Your instructions:
Locate every line that holds the string "color" and copy it.

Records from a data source
((

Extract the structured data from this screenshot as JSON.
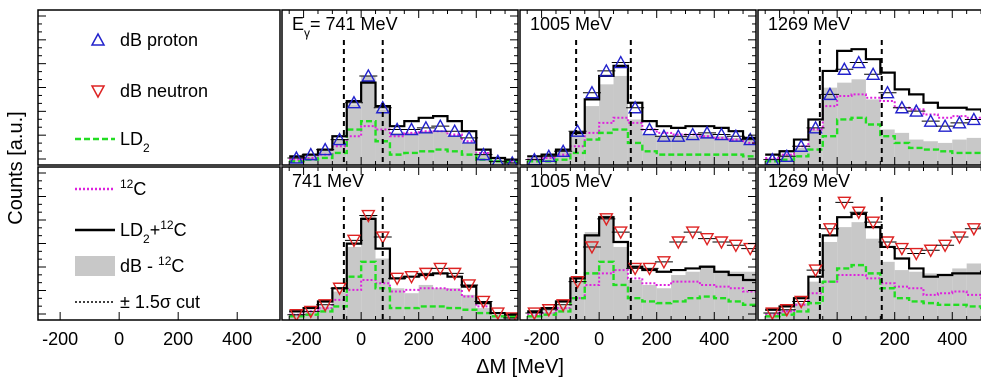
{
  "figure": {
    "ylabel": "Counts [a.u.]",
    "xlabel": "ΔM [MeV]",
    "legend": [
      {
        "key": "dBp",
        "label": "dB proton",
        "color": "#2222cc",
        "marker": "triangle-up"
      },
      {
        "key": "dBn",
        "label": "dB neutron",
        "color": "#dd2222",
        "marker": "triangle-down"
      },
      {
        "key": "LD2",
        "label": "LD",
        "sub": "2",
        "color": "#22dd22",
        "style": "dashed"
      },
      {
        "key": "C12",
        "sup": "12",
        "label": "C",
        "color": "#dd22dd",
        "style": "dotted"
      },
      {
        "key": "sum",
        "label": "LD",
        "sub": "2",
        "label2": "+",
        "sup2": "12",
        "label3": "C",
        "color": "#000000",
        "style": "solid"
      },
      {
        "key": "diff",
        "label": "dB - ",
        "sup2": "12",
        "label3": "C",
        "color": "#c8c8c8",
        "style": "filled"
      },
      {
        "key": "cut",
        "label": "± 1.5σ cut",
        "color": "#000000",
        "style": "dotted-black"
      }
    ],
    "legend_ticks": [
      "-200",
      "0",
      "200",
      "400"
    ]
  },
  "chart_data": [
    {
      "type": "histogram",
      "row": "top",
      "energy": "741",
      "title_prefix": "E",
      "title_sub": "γ",
      "title_suffix": "= 741 MeV",
      "xlim": [
        -275,
        545
      ],
      "ylim": [
        0,
        1
      ],
      "xticks": [
        -200,
        0,
        200,
        400
      ],
      "cuts": [
        -60,
        75
      ],
      "points_series": "dB proton",
      "x": [
        -225,
        -175,
        -125,
        -75,
        -25,
        25,
        75,
        125,
        175,
        225,
        275,
        325,
        375,
        425,
        475,
        525
      ],
      "LD2": [
        0.01,
        0.02,
        0.03,
        0.06,
        0.2,
        0.25,
        0.13,
        0.05,
        0.06,
        0.07,
        0.08,
        0.07,
        0.05,
        0.02,
        0.01,
        0.01
      ],
      "C12": [
        0.02,
        0.03,
        0.05,
        0.1,
        0.16,
        0.22,
        0.2,
        0.16,
        0.18,
        0.19,
        0.19,
        0.17,
        0.13,
        0.06,
        0.03,
        0.01
      ],
      "sum": [
        0.04,
        0.05,
        0.08,
        0.16,
        0.37,
        0.48,
        0.34,
        0.22,
        0.25,
        0.27,
        0.28,
        0.25,
        0.19,
        0.08,
        0.03,
        0.02
      ],
      "diff": [
        0.03,
        0.05,
        0.08,
        0.14,
        0.35,
        0.52,
        0.32,
        0.18,
        0.18,
        0.19,
        0.19,
        0.16,
        0.12,
        0.05,
        0.02,
        0.01
      ],
      "points": [
        0.03,
        0.05,
        0.08,
        0.14,
        0.36,
        0.52,
        0.33,
        0.2,
        0.2,
        0.21,
        0.22,
        0.19,
        0.15,
        0.05,
        0.01,
        0.0
      ]
    },
    {
      "type": "histogram",
      "row": "top",
      "energy": "1005",
      "title_prefix": "",
      "title_sub": "",
      "title_suffix": "1005 MeV",
      "xlim": [
        -275,
        545
      ],
      "ylim": [
        0,
        1
      ],
      "xticks": [
        -200,
        0,
        200,
        400
      ],
      "cuts": [
        -80,
        110
      ],
      "points_series": "dB proton",
      "x": [
        -225,
        -175,
        -125,
        -75,
        -25,
        25,
        75,
        125,
        175,
        225,
        275,
        325,
        375,
        425,
        475,
        525
      ],
      "LD2": [
        0.01,
        0.01,
        0.02,
        0.06,
        0.14,
        0.18,
        0.2,
        0.12,
        0.07,
        0.05,
        0.05,
        0.05,
        0.05,
        0.05,
        0.05,
        0.04
      ],
      "C12": [
        0.02,
        0.03,
        0.05,
        0.1,
        0.18,
        0.24,
        0.27,
        0.24,
        0.2,
        0.18,
        0.17,
        0.17,
        0.16,
        0.15,
        0.14,
        0.12
      ],
      "sum": [
        0.04,
        0.05,
        0.08,
        0.18,
        0.38,
        0.52,
        0.58,
        0.36,
        0.25,
        0.22,
        0.21,
        0.22,
        0.22,
        0.21,
        0.19,
        0.15
      ],
      "diff": [
        0.03,
        0.05,
        0.08,
        0.18,
        0.34,
        0.47,
        0.52,
        0.26,
        0.17,
        0.16,
        0.16,
        0.16,
        0.17,
        0.16,
        0.15,
        0.14
      ],
      "points": [
        0.02,
        0.04,
        0.07,
        0.19,
        0.42,
        0.55,
        0.6,
        0.33,
        0.2,
        0.16,
        0.16,
        0.17,
        0.18,
        0.17,
        0.16,
        0.14
      ]
    },
    {
      "type": "histogram",
      "row": "top",
      "energy": "1269",
      "title_prefix": "",
      "title_sub": "",
      "title_suffix": "1269 MeV",
      "xlim": [
        -275,
        545
      ],
      "ylim": [
        0,
        1
      ],
      "xticks": [
        -200,
        0,
        200,
        400
      ],
      "cuts": [
        -60,
        155
      ],
      "points_series": "dB proton",
      "x": [
        -225,
        -175,
        -125,
        -75,
        -25,
        25,
        75,
        125,
        175,
        225,
        275,
        325,
        375,
        425,
        475,
        525
      ],
      "LD2": [
        0.01,
        0.02,
        0.04,
        0.08,
        0.16,
        0.26,
        0.27,
        0.23,
        0.16,
        0.12,
        0.09,
        0.08,
        0.07,
        0.06,
        0.06,
        0.05
      ],
      "C12": [
        0.03,
        0.05,
        0.1,
        0.2,
        0.34,
        0.4,
        0.41,
        0.39,
        0.37,
        0.33,
        0.32,
        0.29,
        0.27,
        0.28,
        0.27,
        0.26
      ],
      "sum": [
        0.05,
        0.07,
        0.14,
        0.26,
        0.55,
        0.67,
        0.68,
        0.62,
        0.54,
        0.44,
        0.41,
        0.36,
        0.33,
        0.33,
        0.32,
        0.31
      ],
      "diff": [
        0.03,
        0.05,
        0.09,
        0.2,
        0.45,
        0.48,
        0.5,
        0.38,
        0.2,
        0.18,
        0.14,
        0.13,
        0.12,
        0.14,
        0.15,
        0.15
      ],
      "points": [
        0.02,
        0.04,
        0.1,
        0.21,
        0.41,
        0.56,
        0.6,
        0.53,
        0.42,
        0.33,
        0.31,
        0.25,
        0.22,
        0.24,
        0.26,
        0.26
      ]
    },
    {
      "type": "histogram",
      "row": "bottom",
      "energy": "741",
      "title_prefix": "",
      "title_sub": "",
      "title_suffix": "741 MeV",
      "xlim": [
        -275,
        545
      ],
      "ylim": [
        0,
        1
      ],
      "xticks": [
        -200,
        0,
        200,
        400
      ],
      "cuts": [
        -60,
        75
      ],
      "points_series": "dB neutron",
      "x": [
        -225,
        -175,
        -125,
        -75,
        -25,
        25,
        75,
        125,
        175,
        225,
        275,
        325,
        375,
        425,
        475,
        525
      ],
      "LD2": [
        0.01,
        0.02,
        0.04,
        0.07,
        0.25,
        0.34,
        0.18,
        0.06,
        0.06,
        0.07,
        0.07,
        0.06,
        0.05,
        0.03,
        0.01,
        0.01
      ],
      "C12": [
        0.02,
        0.04,
        0.06,
        0.11,
        0.17,
        0.23,
        0.21,
        0.16,
        0.17,
        0.18,
        0.18,
        0.17,
        0.13,
        0.07,
        0.03,
        0.01
      ],
      "sum": [
        0.04,
        0.06,
        0.1,
        0.18,
        0.45,
        0.6,
        0.42,
        0.24,
        0.25,
        0.26,
        0.27,
        0.25,
        0.19,
        0.09,
        0.03,
        0.02
      ],
      "diff": [
        0.02,
        0.04,
        0.07,
        0.16,
        0.43,
        0.62,
        0.36,
        0.18,
        0.15,
        0.2,
        0.18,
        0.18,
        0.14,
        0.06,
        0.02,
        0.01
      ],
      "points": [
        0.02,
        0.04,
        0.08,
        0.18,
        0.47,
        0.62,
        0.49,
        0.24,
        0.25,
        0.27,
        0.3,
        0.27,
        0.2,
        0.1,
        0.03,
        0.0
      ]
    },
    {
      "type": "histogram",
      "row": "bottom",
      "energy": "1005",
      "title_prefix": "",
      "title_sub": "",
      "title_suffix": "1005 MeV",
      "xlim": [
        -275,
        545
      ],
      "ylim": [
        0,
        1
      ],
      "xticks": [
        -200,
        0,
        200,
        400
      ],
      "cuts": [
        -80,
        110
      ],
      "points_series": "dB neutron",
      "x": [
        -225,
        -175,
        -125,
        -75,
        -25,
        25,
        75,
        125,
        175,
        225,
        275,
        325,
        375,
        425,
        475,
        525
      ],
      "LD2": [
        0.01,
        0.02,
        0.04,
        0.12,
        0.27,
        0.34,
        0.2,
        0.12,
        0.1,
        0.09,
        0.1,
        0.12,
        0.13,
        0.12,
        0.1,
        0.08
      ],
      "C12": [
        0.02,
        0.03,
        0.06,
        0.12,
        0.2,
        0.27,
        0.29,
        0.24,
        0.21,
        0.2,
        0.22,
        0.22,
        0.2,
        0.19,
        0.18,
        0.16
      ],
      "sum": [
        0.04,
        0.06,
        0.1,
        0.24,
        0.5,
        0.61,
        0.46,
        0.31,
        0.29,
        0.28,
        0.29,
        0.3,
        0.31,
        0.28,
        0.26,
        0.23
      ],
      "diff": [
        0.02,
        0.04,
        0.07,
        0.22,
        0.52,
        0.62,
        0.43,
        0.23,
        0.2,
        0.18,
        0.26,
        0.28,
        0.32,
        0.28,
        0.28,
        0.28
      ],
      "points": [
        0.03,
        0.05,
        0.08,
        0.22,
        0.43,
        0.6,
        0.52,
        0.3,
        0.3,
        0.34,
        0.46,
        0.52,
        0.48,
        0.46,
        0.44,
        0.42
      ]
    },
    {
      "type": "histogram",
      "row": "bottom",
      "energy": "1269",
      "title_prefix": "",
      "title_sub": "",
      "title_suffix": "1269 MeV",
      "xlim": [
        -275,
        545
      ],
      "ylim": [
        0,
        1
      ],
      "xticks": [
        -200,
        0,
        200,
        400
      ],
      "cuts": [
        -60,
        155
      ],
      "points_series": "dB neutron",
      "x": [
        -225,
        -175,
        -125,
        -75,
        -25,
        25,
        75,
        125,
        175,
        225,
        275,
        325,
        375,
        425,
        475,
        525
      ],
      "LD2": [
        0.01,
        0.02,
        0.04,
        0.09,
        0.22,
        0.3,
        0.32,
        0.27,
        0.18,
        0.12,
        0.1,
        0.09,
        0.08,
        0.08,
        0.07,
        0.06
      ],
      "C12": [
        0.02,
        0.04,
        0.08,
        0.15,
        0.22,
        0.26,
        0.26,
        0.24,
        0.21,
        0.19,
        0.18,
        0.14,
        0.15,
        0.16,
        0.14,
        0.12
      ],
      "sum": [
        0.05,
        0.07,
        0.12,
        0.25,
        0.5,
        0.61,
        0.63,
        0.55,
        0.43,
        0.36,
        0.3,
        0.25,
        0.26,
        0.27,
        0.27,
        0.28
      ],
      "diff": [
        0.03,
        0.05,
        0.09,
        0.22,
        0.46,
        0.55,
        0.58,
        0.48,
        0.34,
        0.29,
        0.28,
        0.27,
        0.27,
        0.3,
        0.33,
        0.34
      ],
      "points": [
        0.03,
        0.05,
        0.1,
        0.29,
        0.54,
        0.7,
        0.64,
        0.58,
        0.46,
        0.42,
        0.39,
        0.41,
        0.44,
        0.49,
        0.54,
        0.55
      ]
    }
  ]
}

))

Response to this task:
        "color": "#2222cc",
        "color": "#dd2222",
        "color": "#22dd22",
        "color": "#dd22dd",
        "color": "#000000",
        "color": "#c8c8c8",
        "color": "#000000",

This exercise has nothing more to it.